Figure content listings
========================================
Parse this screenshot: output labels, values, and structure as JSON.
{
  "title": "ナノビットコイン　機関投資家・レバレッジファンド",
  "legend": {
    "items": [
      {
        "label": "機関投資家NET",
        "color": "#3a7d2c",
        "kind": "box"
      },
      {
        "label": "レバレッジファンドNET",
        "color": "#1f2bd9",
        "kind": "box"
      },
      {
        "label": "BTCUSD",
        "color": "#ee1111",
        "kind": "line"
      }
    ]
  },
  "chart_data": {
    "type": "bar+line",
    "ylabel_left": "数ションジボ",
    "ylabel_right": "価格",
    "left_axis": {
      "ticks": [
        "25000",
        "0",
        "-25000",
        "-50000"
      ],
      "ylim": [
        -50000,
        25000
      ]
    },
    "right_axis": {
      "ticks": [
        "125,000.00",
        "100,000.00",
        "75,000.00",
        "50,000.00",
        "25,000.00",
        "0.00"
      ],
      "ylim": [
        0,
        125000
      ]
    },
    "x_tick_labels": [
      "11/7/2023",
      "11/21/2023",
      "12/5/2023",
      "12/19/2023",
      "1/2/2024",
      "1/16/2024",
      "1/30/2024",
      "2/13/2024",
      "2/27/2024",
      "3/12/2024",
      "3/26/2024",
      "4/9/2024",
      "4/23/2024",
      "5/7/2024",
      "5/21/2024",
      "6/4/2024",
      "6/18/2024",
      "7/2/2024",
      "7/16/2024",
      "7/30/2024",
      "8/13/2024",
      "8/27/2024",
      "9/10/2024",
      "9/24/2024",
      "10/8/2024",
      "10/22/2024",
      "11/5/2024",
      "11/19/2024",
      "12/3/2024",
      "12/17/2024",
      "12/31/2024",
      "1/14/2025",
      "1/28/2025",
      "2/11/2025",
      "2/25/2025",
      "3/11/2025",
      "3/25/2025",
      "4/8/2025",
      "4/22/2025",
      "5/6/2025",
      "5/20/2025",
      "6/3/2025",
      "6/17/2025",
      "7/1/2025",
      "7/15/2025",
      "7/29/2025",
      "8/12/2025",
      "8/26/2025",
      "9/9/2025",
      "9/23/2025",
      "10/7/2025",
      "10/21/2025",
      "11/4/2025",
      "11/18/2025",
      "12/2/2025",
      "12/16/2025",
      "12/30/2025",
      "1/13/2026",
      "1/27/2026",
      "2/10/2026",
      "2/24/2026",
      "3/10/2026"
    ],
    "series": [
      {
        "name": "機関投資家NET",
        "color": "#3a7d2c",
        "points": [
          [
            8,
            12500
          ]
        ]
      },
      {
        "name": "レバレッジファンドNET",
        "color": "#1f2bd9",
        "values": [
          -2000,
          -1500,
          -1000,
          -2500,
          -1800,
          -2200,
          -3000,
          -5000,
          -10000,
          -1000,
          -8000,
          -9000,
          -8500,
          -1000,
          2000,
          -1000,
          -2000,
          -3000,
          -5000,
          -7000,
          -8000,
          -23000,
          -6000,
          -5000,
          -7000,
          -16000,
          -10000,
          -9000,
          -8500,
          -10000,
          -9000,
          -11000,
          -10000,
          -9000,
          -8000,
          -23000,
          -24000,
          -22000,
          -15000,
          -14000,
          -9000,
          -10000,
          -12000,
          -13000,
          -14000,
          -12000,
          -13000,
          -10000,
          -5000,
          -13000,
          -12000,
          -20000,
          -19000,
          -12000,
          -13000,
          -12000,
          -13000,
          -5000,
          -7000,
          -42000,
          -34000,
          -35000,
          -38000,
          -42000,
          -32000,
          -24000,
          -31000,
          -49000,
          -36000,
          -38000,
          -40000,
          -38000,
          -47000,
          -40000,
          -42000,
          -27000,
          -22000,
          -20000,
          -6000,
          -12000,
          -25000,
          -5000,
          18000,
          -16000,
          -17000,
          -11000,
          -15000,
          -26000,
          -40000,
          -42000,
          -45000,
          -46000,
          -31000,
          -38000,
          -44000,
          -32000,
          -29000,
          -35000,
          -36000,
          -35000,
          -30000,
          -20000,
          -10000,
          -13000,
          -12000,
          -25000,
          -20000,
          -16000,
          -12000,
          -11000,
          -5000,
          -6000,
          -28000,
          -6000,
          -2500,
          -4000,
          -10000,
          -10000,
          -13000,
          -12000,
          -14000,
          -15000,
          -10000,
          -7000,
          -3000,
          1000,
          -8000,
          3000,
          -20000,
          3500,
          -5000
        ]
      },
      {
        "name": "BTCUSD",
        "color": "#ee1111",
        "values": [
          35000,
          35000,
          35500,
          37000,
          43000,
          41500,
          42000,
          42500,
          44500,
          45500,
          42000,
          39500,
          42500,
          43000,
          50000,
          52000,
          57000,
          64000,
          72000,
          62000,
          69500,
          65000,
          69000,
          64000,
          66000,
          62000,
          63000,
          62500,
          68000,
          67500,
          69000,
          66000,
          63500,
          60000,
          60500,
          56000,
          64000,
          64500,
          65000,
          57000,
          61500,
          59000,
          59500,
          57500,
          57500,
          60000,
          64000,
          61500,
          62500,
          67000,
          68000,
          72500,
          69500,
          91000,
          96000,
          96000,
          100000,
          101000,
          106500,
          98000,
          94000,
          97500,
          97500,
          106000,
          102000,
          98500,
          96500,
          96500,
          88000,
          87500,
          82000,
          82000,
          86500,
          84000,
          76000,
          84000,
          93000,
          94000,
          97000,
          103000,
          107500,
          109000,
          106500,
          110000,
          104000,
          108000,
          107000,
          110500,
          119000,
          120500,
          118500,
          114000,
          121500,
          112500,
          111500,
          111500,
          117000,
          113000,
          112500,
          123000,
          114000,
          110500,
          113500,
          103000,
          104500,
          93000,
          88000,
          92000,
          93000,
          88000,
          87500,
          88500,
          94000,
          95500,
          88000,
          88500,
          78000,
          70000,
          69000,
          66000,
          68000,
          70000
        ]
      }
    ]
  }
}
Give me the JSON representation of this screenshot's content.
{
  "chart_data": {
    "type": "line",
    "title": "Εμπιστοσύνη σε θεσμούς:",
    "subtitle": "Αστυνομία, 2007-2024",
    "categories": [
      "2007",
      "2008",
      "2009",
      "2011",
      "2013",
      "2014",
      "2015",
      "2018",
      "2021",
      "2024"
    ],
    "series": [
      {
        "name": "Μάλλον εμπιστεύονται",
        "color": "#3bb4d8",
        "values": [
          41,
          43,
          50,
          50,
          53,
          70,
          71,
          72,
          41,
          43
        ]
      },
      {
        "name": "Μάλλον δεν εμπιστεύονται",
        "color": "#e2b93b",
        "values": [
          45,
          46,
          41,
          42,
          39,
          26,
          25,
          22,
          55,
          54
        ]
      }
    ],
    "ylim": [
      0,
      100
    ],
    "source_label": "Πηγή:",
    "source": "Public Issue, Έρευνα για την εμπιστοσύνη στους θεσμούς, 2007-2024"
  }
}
========================================
- _GOAL_: Above are the records; retype every one exactly.

- _ANSWER FOR THE TASK_:
Parse this screenshot: output labels, values, and structure as JSON.
{
  "title": "ナノビットコイン　機関投資家・レバレッジファンド",
  "legend": {
    "items": [
      {
        "label": "機関投資家NET",
        "color": "#3a7d2c",
        "kind": "box"
      },
      {
        "label": "レバレッジファンドNET",
        "color": "#1f2bd9",
        "kind": "box"
      },
      {
        "label": "BTCUSD",
        "color": "#ee1111",
        "kind": "line"
      }
    ]
  },
  "chart_data": {
    "type": "bar+line",
    "ylabel_left": "数ションジボ",
    "ylabel_right": "価格",
    "left_axis": {
      "ticks": [
        "25000",
        "0",
        "-25000",
        "-50000"
      ],
      "ylim": [
        -50000,
        25000
      ]
    },
    "right_axis": {
      "ticks": [
        "125,000.00",
        "100,000.00",
        "75,000.00",
        "50,000.00",
        "25,000.00",
        "0.00"
      ],
      "ylim": [
        0,
        125000
      ]
    },
    "x_tick_labels": [
      "11/7/2023",
      "11/21/2023",
      "12/5/2023",
      "12/19/2023",
      "1/2/2024",
      "1/16/2024",
      "1/30/2024",
      "2/13/2024",
      "2/27/2024",
      "3/12/2024",
      "3/26/2024",
      "4/9/2024",
      "4/23/2024",
      "5/7/2024",
      "5/21/2024",
      "6/4/2024",
      "6/18/2024",
      "7/2/2024",
      "7/16/2024",
      "7/30/2024",
      "8/13/2024",
      "8/27/2024",
      "9/10/2024",
      "9/24/2024",
      "10/8/2024",
      "10/22/2024",
      "11/5/2024",
      "11/19/2024",
      "12/3/2024",
      "12/17/2024",
      "12/31/2024",
      "1/14/2025",
      "1/28/2025",
      "2/11/2025",
      "2/25/2025",
      "3/11/2025",
      "3/25/2025",
      "4/8/2025",
      "4/22/2025",
      "5/6/2025",
      "5/20/2025",
      "6/3/2025",
      "6/17/2025",
      "7/1/2025",
      "7/15/2025",
      "7/29/2025",
      "8/12/2025",
      "8/26/2025",
      "9/9/2025",
      "9/23/2025",
      "10/7/2025",
      "10/21/2025",
      "11/4/2025",
      "11/18/2025",
      "12/2/2025",
      "12/16/2025",
      "12/30/2025",
      "1/13/2026",
      "1/27/2026",
      "2/10/2026",
      "2/24/2026",
      "3/10/2026"
    ],
    "series": [
      {
        "name": "機関投資家NET",
        "color": "#3a7d2c",
        "points": [
          [
            8,
            12500
          ]
        ]
      },
      {
        "name": "レバレッジファンドNET",
        "color": "#1f2bd9",
        "values": [
          -2000,
          -1500,
          -1000,
          -2500,
          -1800,
          -2200,
          -3000,
          -5000,
          -10000,
          -1000,
          -8000,
          -9000,
          -8500,
          -1000,
          2000,
          -1000,
          -2000,
          -3000,
          -5000,
          -7000,
          -8000,
          -23000,
          -6000,
          -5000,
          -7000,
          -16000,
          -10000,
          -9000,
          -8500,
          -10000,
          -9000,
          -11000,
          -10000,
          -9000,
          -8000,
          -23000,
          -24000,
          -22000,
          -15000,
          -14000,
          -9000,
          -10000,
          -12000,
          -13000,
          -14000,
          -12000,
          -13000,
          -10000,
          -5000,
          -13000,
          -12000,
          -20000,
          -19000,
          -12000,
          -13000,
          -12000,
          -13000,
          -5000,
          -7000,
          -42000,
          -34000,
          -35000,
          -38000,
          -42000,
          -32000,
          -24000,
          -31000,
          -49000,
          -36000,
          -38000,
          -40000,
          -38000,
          -47000,
          -40000,
          -42000,
          -27000,
          -22000,
          -20000,
          -6000,
          -12000,
          -25000,
          -5000,
          18000,
          -16000,
          -17000,
          -11000,
          -15000,
          -26000,
          -40000,
          -42000,
          -45000,
          -46000,
          -31000,
          -38000,
          -44000,
          -32000,
          -29000,
          -35000,
          -36000,
          -35000,
          -30000,
          -20000,
          -10000,
          -13000,
          -12000,
          -25000,
          -20000,
          -16000,
          -12000,
          -11000,
          -5000,
          -6000,
          -28000,
          -6000,
          -2500,
          -4000,
          -10000,
          -10000,
          -13000,
          -12000,
          -14000,
          -15000,
          -10000,
          -7000,
          -3000,
          1000,
          -8000,
          3000,
          -20000,
          3500,
          -5000
        ]
      },
      {
        "name": "BTCUSD",
        "color": "#ee1111",
        "values": [
          35000,
          35000,
          35500,
          37000,
          43000,
          41500,
          42000,
          42500,
          44500,
          45500,
          42000,
          39500,
          42500,
          43000,
          50000,
          52000,
          57000,
          64000,
          72000,
          62000,
          69500,
          65000,
          69000,
          64000,
          66000,
          62000,
          63000,
          62500,
          68000,
          67500,
          69000,
          66000,
          63500,
          60000,
          60500,
          56000,
          64000,
          64500,
          65000,
          57000,
          61500,
          59000,
          59500,
          57500,
          57500,
          60000,
          64000,
          61500,
          62500,
          67000,
          68000,
          72500,
          69500,
          91000,
          96000,
          96000,
          100000,
          101000,
          106500,
          98000,
          94000,
          97500,
          97500,
          106000,
          102000,
          98500,
          96500,
          96500,
          88000,
          87500,
          82000,
          82000,
          86500,
          84000,
          76000,
          84000,
          93000,
          94000,
          97000,
          103000,
          107500,
          109000,
          106500,
          110000,
          104000,
          108000,
          107000,
          110500,
          119000,
          120500,
          118500,
          114000,
          121500,
          112500,
          111500,
          111500,
          117000,
          113000,
          112500,
          123000,
          114000,
          110500,
          113500,
          103000,
          104500,
          93000,
          88000,
          92000,
          93000,
          88000,
          87500,
          88500,
          94000,
          95500,
          88000,
          88500,
          78000,
          70000,
          69000,
          66000,
          68000,
          70000
        ]
      }
    ]
  }
}
Give me the JSON representation of this screenshot's content.
{
  "chart_data": {
    "type": "line",
    "title": "Εμπιστοσύνη σε θεσμούς:",
    "subtitle": "Αστυνομία, 2007-2024",
    "categories": [
      "2007",
      "2008",
      "2009",
      "2011",
      "2013",
      "2014",
      "2015",
      "2018",
      "2021",
      "2024"
    ],
    "series": [
      {
        "name": "Μάλλον εμπιστεύονται",
        "color": "#3bb4d8",
        "values": [
          41,
          43,
          50,
          50,
          53,
          70,
          71,
          72,
          41,
          43
        ]
      },
      {
        "name": "Μάλλον δεν εμπιστεύονται",
        "color": "#e2b93b",
        "values": [
          45,
          46,
          41,
          42,
          39,
          26,
          25,
          22,
          55,
          54
        ]
      }
    ],
    "ylim": [
      0,
      100
    ],
    "source_label": "Πηγή:",
    "source": "Public Issue, Έρευνα για την εμπιστοσύνη στους θεσμούς, 2007-2024"
  }
}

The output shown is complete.